## start

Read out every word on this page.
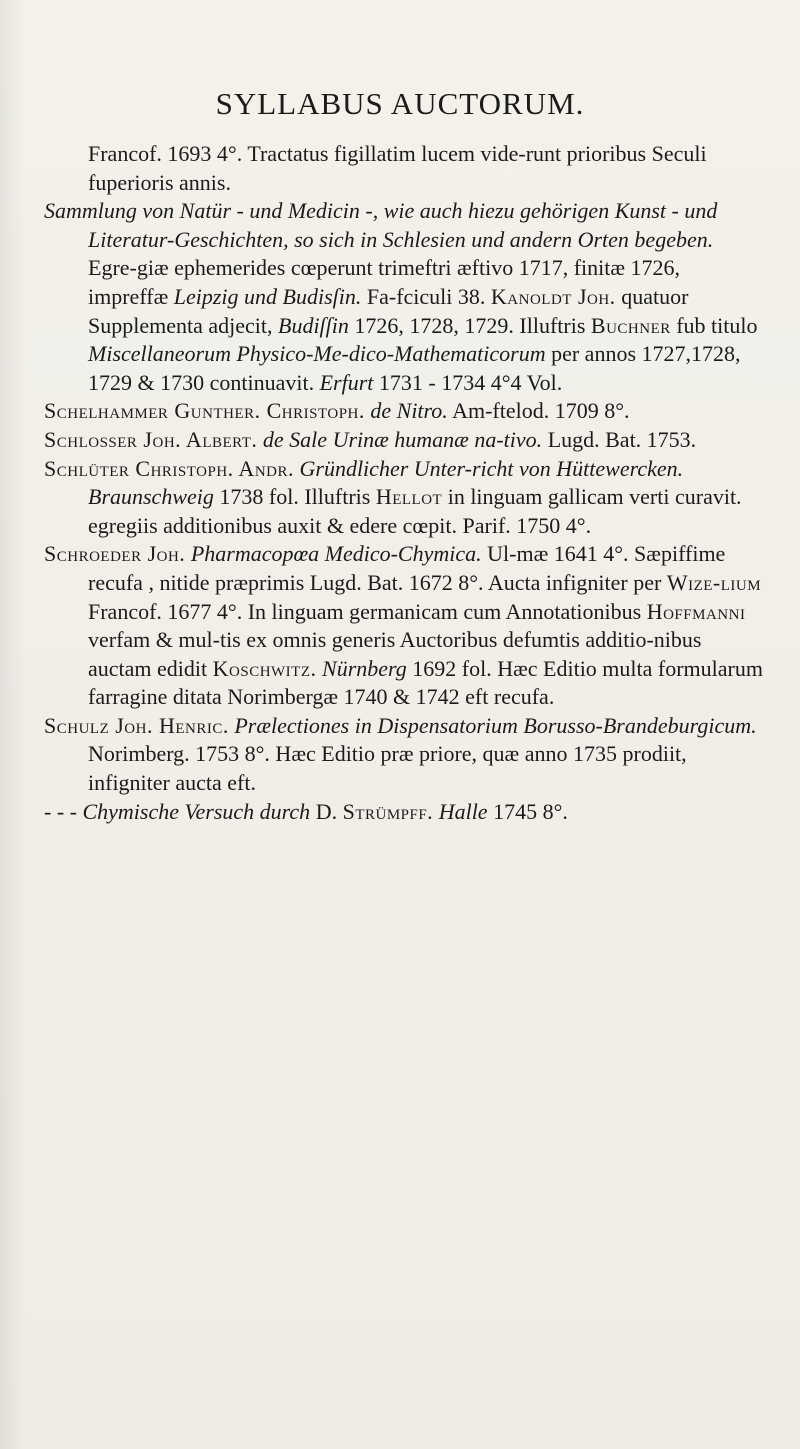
SYLLABUS AUCTORUM.

Francof. 1693 4°. Tractatus figillatim lucem vide-runt prioribus Seculi fuperioris annis.

Sammlung von Natür - und Medicin -, wie auch hiezu gehörigen Kunst - und Literatur-Geschichten, so sich in Schlesien und andern Orten begeben. Egre-giæ ephemerides cœperunt trimeftri æftivo 1717, finitæ 1726, impreffæ Leipzig und Budisſin. Fa-fciculi 38. Kanoldt Joh. quatuor Supplementa adjecit, Budiſſin 1726, 1728, 1729. Illuftris Buchner fub titulo Miscellaneorum Physico-Me-dico-Mathematicorum per annos 1727,1728, 1729 & 1730 continuavit. Erfurt 1731 - 1734 4°4 Vol.

Schelhammer Gunther. Christoph. de Nitro. Am-ftelod. 1709 8°.

Schlosser Joh. Albert. de Sale Urinæ humanæ na-tivo. Lugd. Bat. 1753.

Schlüter Christoph. Andr. Gründlicher Unter-richt von Hüttewercken. Braunschweig 1738 fol. Illuftris Hellot in linguam gallicam verti curavit. egregiis additionibus auxit & edere cœpit. Parif. 1750 4°.

Schroeder Joh. Pharmacopœa Medico-Chymica. Ul-mæ 1641 4°. Sæpiffime recufa , nitide præprimis Lugd. Bat. 1672 8°. Aucta infigniter per Wize-lium Francof. 1677 4°. In linguam germanicam cum Annotationibus Hoffmanni verfam & mul-tis ex omnis generis Auctoribus defumtis additio-nibus auctam edidit Koschwitz. Nürnberg 1692 fol. Hæc Editio multa formularum farragine ditata Norimbergæ 1740 & 1742 eft recufa.

Schulz Joh. Henric. Prælectiones in Dispensatorium Borusso-Brandeburgicum. Norimberg. 1753 8°. Hæc Editio præ priore, quæ anno 1735 prodiit, infigniter aucta eft.

- - - Chymische Versuch durch D. Strümpff. Halle 1745 8°.
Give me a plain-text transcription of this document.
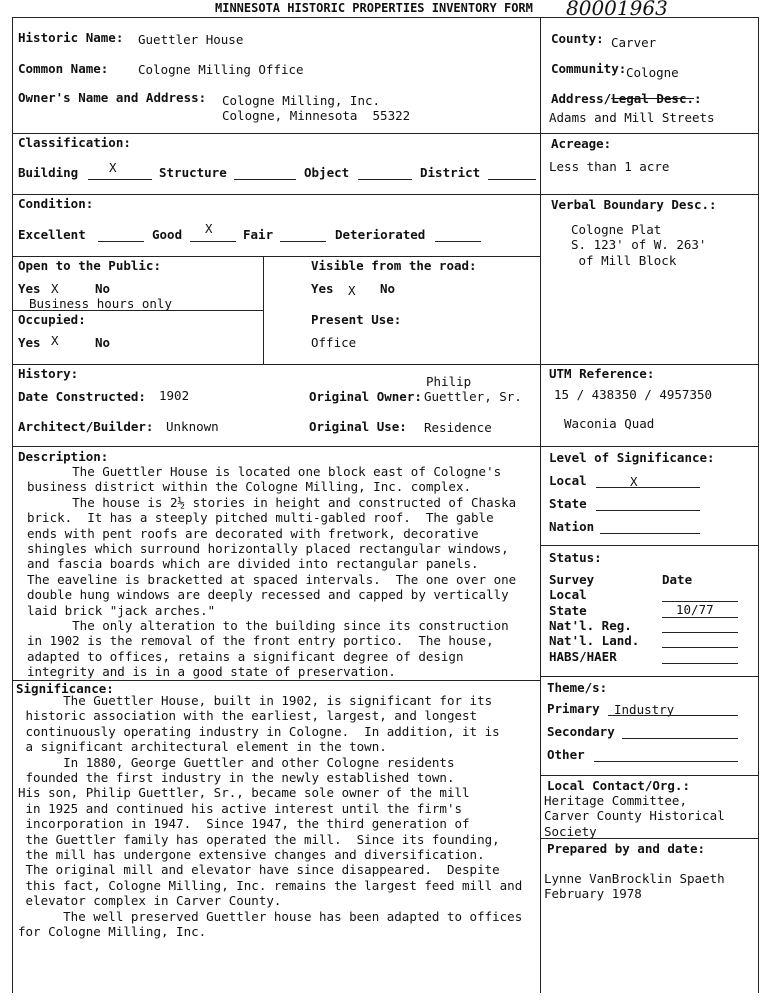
MINNESOTA HISTORIC PROPERTIES INVENTORY FORM 80001963
Historic Name: Guettler House
Common Name: Cologne Milling Office
Owner's Name and Address: Cologne Milling, Inc.
Cologne, Minnesota  55322
County: Carver
Community: Cologne
Address/Legal Desc.:
Adams and Mill Streets
Classification:
Building X	Structure	Object	District
Acreage:
Less than 1 acre
Condition:
Excellent	Good X Fair	Deteriorated
Verbal Boundary Desc.:
Cologne Plat
S. 123' of W. 263'
of Mill Block
Open to the Public:
Yes X	No
Business hours only
Visible from the road:
Yes X No
Occupied:
Yes X	No
Present Use:
Office
History:
Date Constructed: 1902
Philip
Original Owner: Guettler, Sr.
Architect/Builder: Unknown	Original Use: Residence
UTM Reference:
15 / 438350 / 4957350
Waconia Quad
Description:
The Guettler House is located one block east of Cologne's
business district within the Cologne Milling, Inc. complex.
The house is 2½ stories in height and constructed of Chaska
brick.  It has a steeply pitched multi-gabled roof.  The gable
ends with pent roofs are decorated with fretwork, decorative
shingles which surround horizontally placed rectangular windows,
and fascia boards which are divided into rectangular panels.
The eaveline is bracketted at spaced intervals.  The one over one
double hung windows are deeply recessed and capped by vertically
laid brick "jack arches."
The only alteration to the building since its construction
in 1902 is the removal of the front entry portico.  The house,
adapted to offices, retains a significant degree of design
integrity and is in a good state of preservation.
Level of Significance:
Local	X
State
Nation
Status:
Survey	Date
Local
State	10/77
Nat'l. Reg.
Nat'l. Land.
HABS/HAER
Significance:
The Guettler House, built in 1902, is significant for its
historic association with the earliest, largest, and longest
continuously operating industry in Cologne.  In addition, it is
a significant architectural element in the town.
In 1880, George Guettler and other Cologne residents
founded the first industry in the newly established town.
His son, Philip Guettler, Sr., became sole owner of the mill
in 1925 and continued his active interest until the firm's
incorporation in 1947.  Since 1947, the third generation of
the Guettler family has operated the mill.  Since its founding,
the mill has undergone extensive changes and diversification.
The original mill and elevator have since disappeared.  Despite
this fact, Cologne Milling, Inc. remains the largest feed mill and
elevator complex in Carver County.
The well preserved Guettler house has been adapted to offices
for Cologne Milling, Inc.
Theme/s:
Primary Industry
Secondary
Other
Local Contact/Org.:
Heritage Committee,
Carver County Historical
Society
Prepared by and date:
Lynne VanBrocklin Spaeth
February 1978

## end

#### DIRECTION:
Reproduce every line of the listing above in which the string "offices" appears.

#### SOLUTION TO THIS EXERCISE:
adapted to offices, retains a significant degree of design
The well preserved Guettler house has been adapted to offices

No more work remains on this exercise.